= Directions =
Without the images, output each record below as it stands.

= Records for the exercise =
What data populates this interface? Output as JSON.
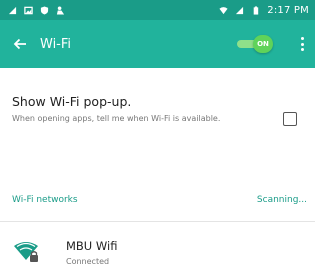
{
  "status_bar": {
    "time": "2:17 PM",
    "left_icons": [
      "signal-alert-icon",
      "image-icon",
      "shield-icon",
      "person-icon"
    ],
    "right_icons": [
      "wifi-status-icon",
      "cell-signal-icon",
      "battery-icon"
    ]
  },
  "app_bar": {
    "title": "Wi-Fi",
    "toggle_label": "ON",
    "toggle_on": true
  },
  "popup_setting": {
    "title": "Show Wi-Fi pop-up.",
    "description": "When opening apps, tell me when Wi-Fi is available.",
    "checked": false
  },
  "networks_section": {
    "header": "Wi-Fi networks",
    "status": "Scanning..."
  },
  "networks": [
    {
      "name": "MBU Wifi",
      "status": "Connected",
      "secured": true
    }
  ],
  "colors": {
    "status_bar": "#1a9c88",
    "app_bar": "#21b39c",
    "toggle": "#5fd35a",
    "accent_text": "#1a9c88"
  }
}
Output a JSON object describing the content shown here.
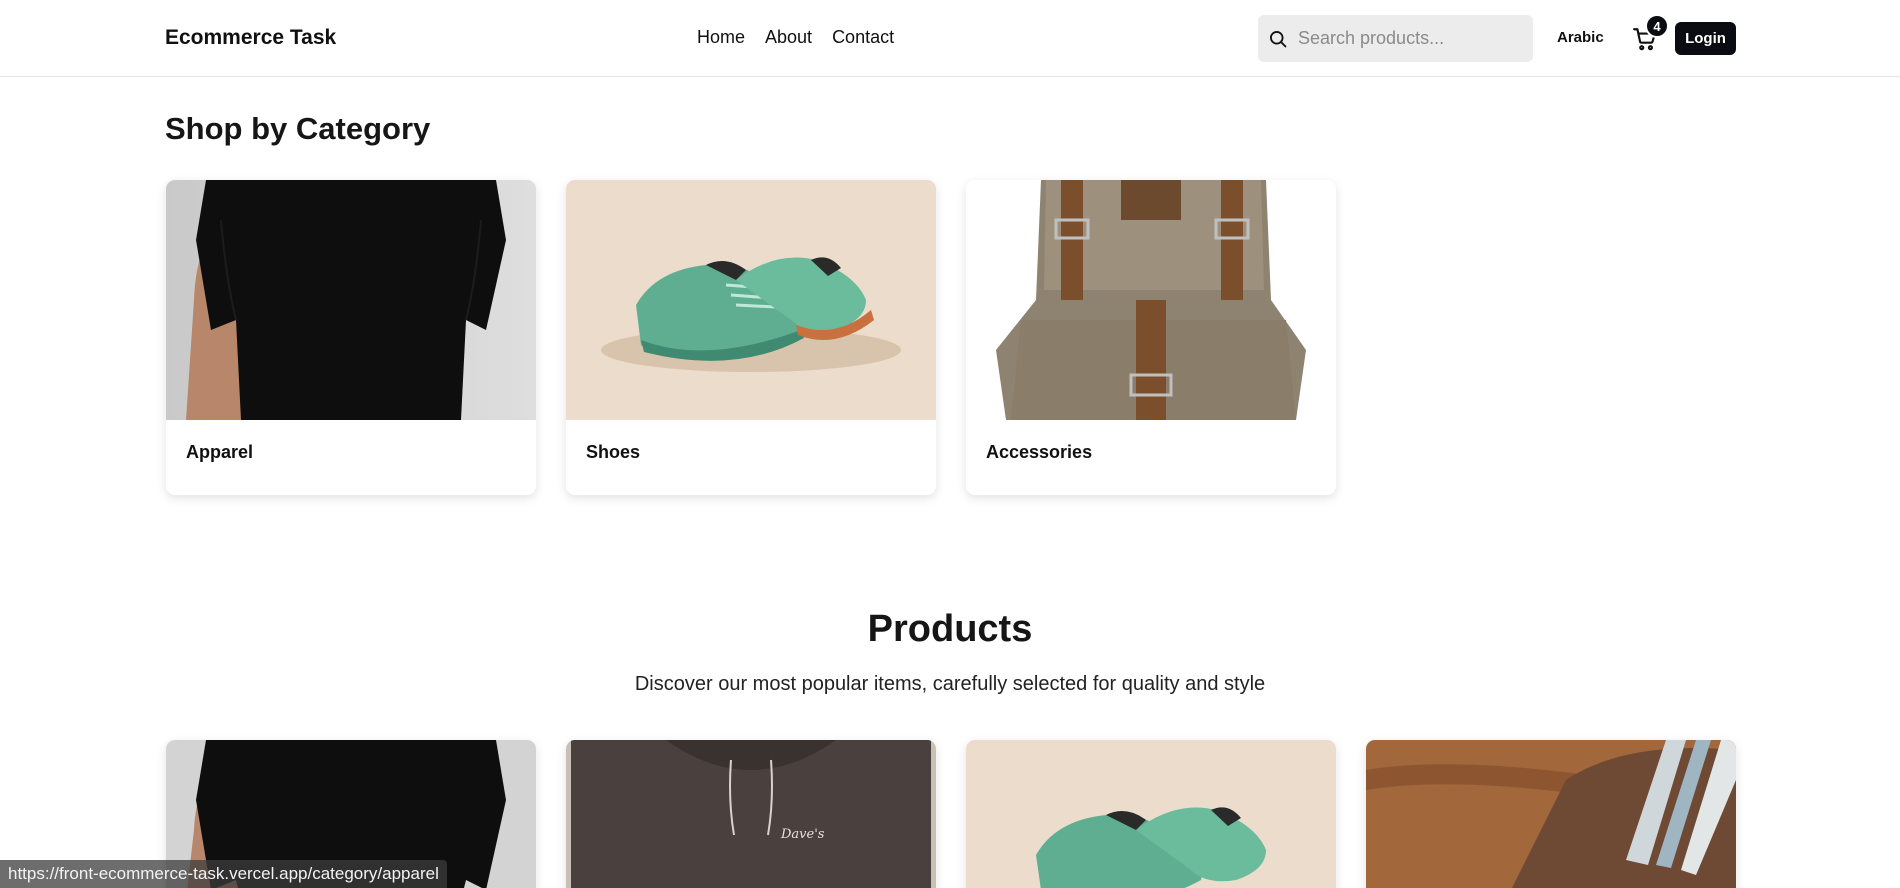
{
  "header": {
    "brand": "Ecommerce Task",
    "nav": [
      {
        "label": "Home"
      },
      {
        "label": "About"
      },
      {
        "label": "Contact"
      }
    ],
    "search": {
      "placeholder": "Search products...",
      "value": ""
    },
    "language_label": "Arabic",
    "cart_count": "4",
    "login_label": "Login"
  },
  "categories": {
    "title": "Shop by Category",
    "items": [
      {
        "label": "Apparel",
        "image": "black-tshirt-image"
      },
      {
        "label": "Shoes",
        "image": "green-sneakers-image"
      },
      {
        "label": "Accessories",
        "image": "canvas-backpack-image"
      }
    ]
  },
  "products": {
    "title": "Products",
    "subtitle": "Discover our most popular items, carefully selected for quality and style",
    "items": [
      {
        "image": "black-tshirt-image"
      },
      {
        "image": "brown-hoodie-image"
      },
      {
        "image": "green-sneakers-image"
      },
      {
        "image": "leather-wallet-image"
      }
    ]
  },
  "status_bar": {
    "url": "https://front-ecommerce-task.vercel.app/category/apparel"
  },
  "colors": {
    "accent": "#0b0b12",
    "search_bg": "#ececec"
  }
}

= Solution =
What data populates this interface? Output as JSON.
{
  "status_bar": {
    "time": "2:17 PM",
    "left_icons": [
      "signal-alert-icon",
      "image-icon",
      "shield-icon",
      "person-icon"
    ],
    "right_icons": [
      "wifi-status-icon",
      "cell-signal-icon",
      "battery-icon"
    ]
  },
  "app_bar": {
    "title": "Wi-Fi",
    "toggle_label": "ON",
    "toggle_on": true
  },
  "popup_setting": {
    "title": "Show Wi-Fi pop-up.",
    "description": "When opening apps, tell me when Wi-Fi is available.",
    "checked": false
  },
  "networks_section": {
    "header": "Wi-Fi networks",
    "status": "Scanning..."
  },
  "networks": [
    {
      "name": "MBU Wifi",
      "status": "Connected",
      "secured": true
    }
  ],
  "colors": {
    "status_bar": "#1a9c88",
    "app_bar": "#21b39c",
    "toggle": "#5fd35a",
    "accent_text": "#1a9c88"
  }
}
Output a JSON object describing the content shown here.
{
  "header": {
    "brand": "Ecommerce Task",
    "nav": [
      {
        "label": "Home"
      },
      {
        "label": "About"
      },
      {
        "label": "Contact"
      }
    ],
    "search": {
      "placeholder": "Search products...",
      "value": ""
    },
    "language_label": "Arabic",
    "cart_count": "4",
    "login_label": "Login"
  },
  "categories": {
    "title": "Shop by Category",
    "items": [
      {
        "label": "Apparel",
        "image": "black-tshirt-image"
      },
      {
        "label": "Shoes",
        "image": "green-sneakers-image"
      },
      {
        "label": "Accessories",
        "image": "canvas-backpack-image"
      }
    ]
  },
  "products": {
    "title": "Products",
    "subtitle": "Discover our most popular items, carefully selected for quality and style",
    "items": [
      {
        "image": "black-tshirt-image"
      },
      {
        "image": "brown-hoodie-image"
      },
      {
        "image": "green-sneakers-image"
      },
      {
        "image": "leather-wallet-image"
      }
    ]
  },
  "status_bar": {
    "url": "https://front-ecommerce-task.vercel.app/category/apparel"
  },
  "colors": {
    "accent": "#0b0b12",
    "search_bg": "#ececec"
  }
}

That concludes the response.